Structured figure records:
- - - - - - -
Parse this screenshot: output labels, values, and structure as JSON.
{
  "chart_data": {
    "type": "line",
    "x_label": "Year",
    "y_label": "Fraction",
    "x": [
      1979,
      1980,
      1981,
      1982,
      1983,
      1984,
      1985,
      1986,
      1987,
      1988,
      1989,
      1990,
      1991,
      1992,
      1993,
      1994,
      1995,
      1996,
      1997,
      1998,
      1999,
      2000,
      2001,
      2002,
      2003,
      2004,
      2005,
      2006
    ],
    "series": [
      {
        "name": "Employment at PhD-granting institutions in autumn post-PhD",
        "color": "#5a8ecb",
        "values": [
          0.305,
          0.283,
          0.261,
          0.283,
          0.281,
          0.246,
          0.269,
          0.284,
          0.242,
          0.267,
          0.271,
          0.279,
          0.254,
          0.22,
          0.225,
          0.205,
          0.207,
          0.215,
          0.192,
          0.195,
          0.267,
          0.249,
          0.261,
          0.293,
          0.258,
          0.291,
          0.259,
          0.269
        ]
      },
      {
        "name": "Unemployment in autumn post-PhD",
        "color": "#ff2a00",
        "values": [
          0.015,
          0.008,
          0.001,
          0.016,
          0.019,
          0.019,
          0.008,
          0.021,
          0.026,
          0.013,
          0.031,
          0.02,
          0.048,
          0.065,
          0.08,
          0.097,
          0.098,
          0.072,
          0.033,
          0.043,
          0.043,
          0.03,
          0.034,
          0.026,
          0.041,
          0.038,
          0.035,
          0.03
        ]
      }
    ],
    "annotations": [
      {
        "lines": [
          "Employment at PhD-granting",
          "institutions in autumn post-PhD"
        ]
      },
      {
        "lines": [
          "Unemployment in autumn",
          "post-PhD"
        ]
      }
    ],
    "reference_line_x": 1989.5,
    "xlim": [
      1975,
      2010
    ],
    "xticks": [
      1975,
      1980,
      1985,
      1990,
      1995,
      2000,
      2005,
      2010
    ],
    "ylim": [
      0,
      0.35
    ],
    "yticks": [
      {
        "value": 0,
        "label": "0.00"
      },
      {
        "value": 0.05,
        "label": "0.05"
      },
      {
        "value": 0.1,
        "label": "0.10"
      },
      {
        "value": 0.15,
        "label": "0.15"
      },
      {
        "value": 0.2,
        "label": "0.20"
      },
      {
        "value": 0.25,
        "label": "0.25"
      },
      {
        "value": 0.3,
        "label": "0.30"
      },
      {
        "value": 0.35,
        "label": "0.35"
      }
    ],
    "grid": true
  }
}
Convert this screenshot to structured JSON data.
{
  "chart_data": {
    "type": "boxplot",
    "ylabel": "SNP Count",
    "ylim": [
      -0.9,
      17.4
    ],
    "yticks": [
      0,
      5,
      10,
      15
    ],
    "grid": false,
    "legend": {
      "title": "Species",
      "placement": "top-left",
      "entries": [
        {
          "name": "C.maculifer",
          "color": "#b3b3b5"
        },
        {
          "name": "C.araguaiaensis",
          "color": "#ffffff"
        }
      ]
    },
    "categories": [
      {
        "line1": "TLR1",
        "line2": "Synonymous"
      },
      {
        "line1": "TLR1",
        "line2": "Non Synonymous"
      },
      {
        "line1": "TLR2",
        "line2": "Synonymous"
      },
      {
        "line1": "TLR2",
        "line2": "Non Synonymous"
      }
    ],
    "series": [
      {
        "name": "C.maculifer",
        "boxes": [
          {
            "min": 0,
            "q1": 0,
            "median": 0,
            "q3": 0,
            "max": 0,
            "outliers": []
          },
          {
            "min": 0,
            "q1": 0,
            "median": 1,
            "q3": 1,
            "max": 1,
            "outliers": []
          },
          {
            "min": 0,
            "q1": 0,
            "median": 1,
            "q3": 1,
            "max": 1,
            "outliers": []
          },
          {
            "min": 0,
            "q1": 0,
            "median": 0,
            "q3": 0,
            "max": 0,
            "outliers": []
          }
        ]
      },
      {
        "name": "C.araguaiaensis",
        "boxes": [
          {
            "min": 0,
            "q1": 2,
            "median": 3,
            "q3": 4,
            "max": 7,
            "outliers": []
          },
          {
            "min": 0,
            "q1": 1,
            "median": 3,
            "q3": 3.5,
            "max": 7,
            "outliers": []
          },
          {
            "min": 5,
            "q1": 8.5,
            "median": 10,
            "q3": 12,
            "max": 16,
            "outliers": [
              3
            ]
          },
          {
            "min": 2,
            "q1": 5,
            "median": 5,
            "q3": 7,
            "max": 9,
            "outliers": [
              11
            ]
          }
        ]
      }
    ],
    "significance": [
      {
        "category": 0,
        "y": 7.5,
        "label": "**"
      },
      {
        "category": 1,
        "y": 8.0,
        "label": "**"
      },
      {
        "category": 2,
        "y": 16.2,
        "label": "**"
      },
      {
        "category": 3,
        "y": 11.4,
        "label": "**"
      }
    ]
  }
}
- - - - - - -
* [Given task]:
Which lines contain "this"? Copy each of them out.

* [The result]:
Parse this screenshot: output labels, values, and structure as JSON.
Convert this screenshot to structured JSON data.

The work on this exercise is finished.